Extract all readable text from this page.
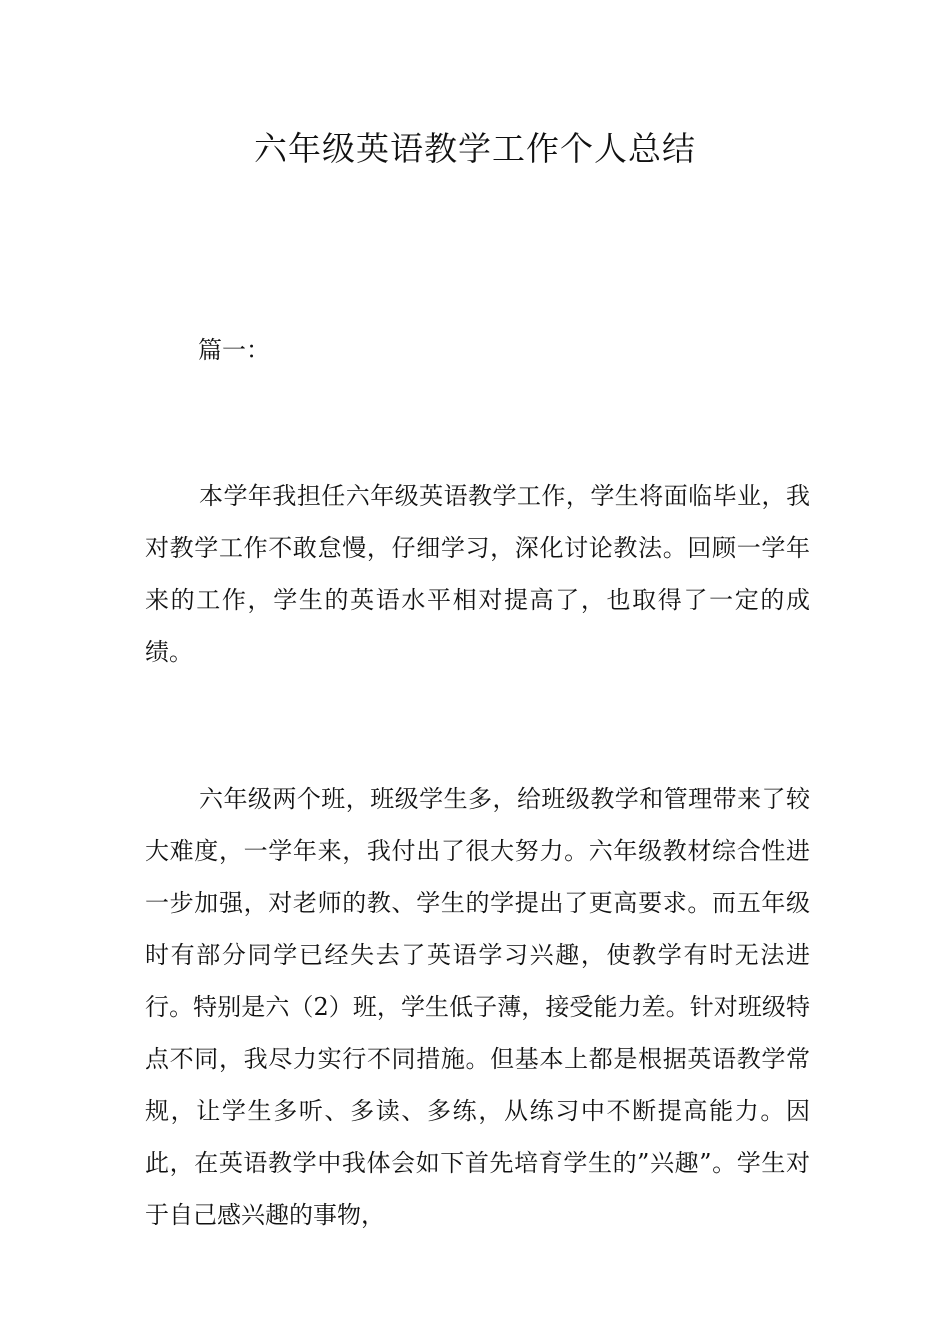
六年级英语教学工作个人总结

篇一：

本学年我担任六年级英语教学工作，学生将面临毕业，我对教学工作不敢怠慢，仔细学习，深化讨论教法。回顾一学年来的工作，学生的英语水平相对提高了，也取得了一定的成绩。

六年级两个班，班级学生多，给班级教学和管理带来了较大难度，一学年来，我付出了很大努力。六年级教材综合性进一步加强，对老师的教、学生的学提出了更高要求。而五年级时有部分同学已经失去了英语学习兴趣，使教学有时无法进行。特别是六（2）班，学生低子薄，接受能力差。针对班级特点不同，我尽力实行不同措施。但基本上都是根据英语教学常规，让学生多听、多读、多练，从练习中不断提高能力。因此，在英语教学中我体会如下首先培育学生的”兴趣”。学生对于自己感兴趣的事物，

> **Given instruction**
All of the data above should be quoted exactly, except for the pictures.

> **Exercise answer**
Extract all readable text from this page.
六年级英语教学工作个人总结

篇一：

本学年我担任六年级英语教学工作，学生将面临毕业，我对教学工作不敢怠慢，仔细学习，深化讨论教法。回顾一学年来的工作，学生的英语水平相对提高了，也取得了一定的成绩。

六年级两个班，班级学生多，给班级教学和管理带来了较大难度，一学年来，我付出了很大努力。六年级教材综合性进一步加强，对老师的教、学生的学提出了更高要求。而五年级时有部分同学已经失去了英语学习兴趣，使教学有时无法进行。特别是六（2）班，学生低子薄，接受能力差。针对班级特点不同，我尽力实行不同措施。但基本上都是根据英语教学常规，让学生多听、多读、多练，从练习中不断提高能力。因此，在英语教学中我体会如下首先培育学生的”兴趣”。学生对于自己感兴趣的事物，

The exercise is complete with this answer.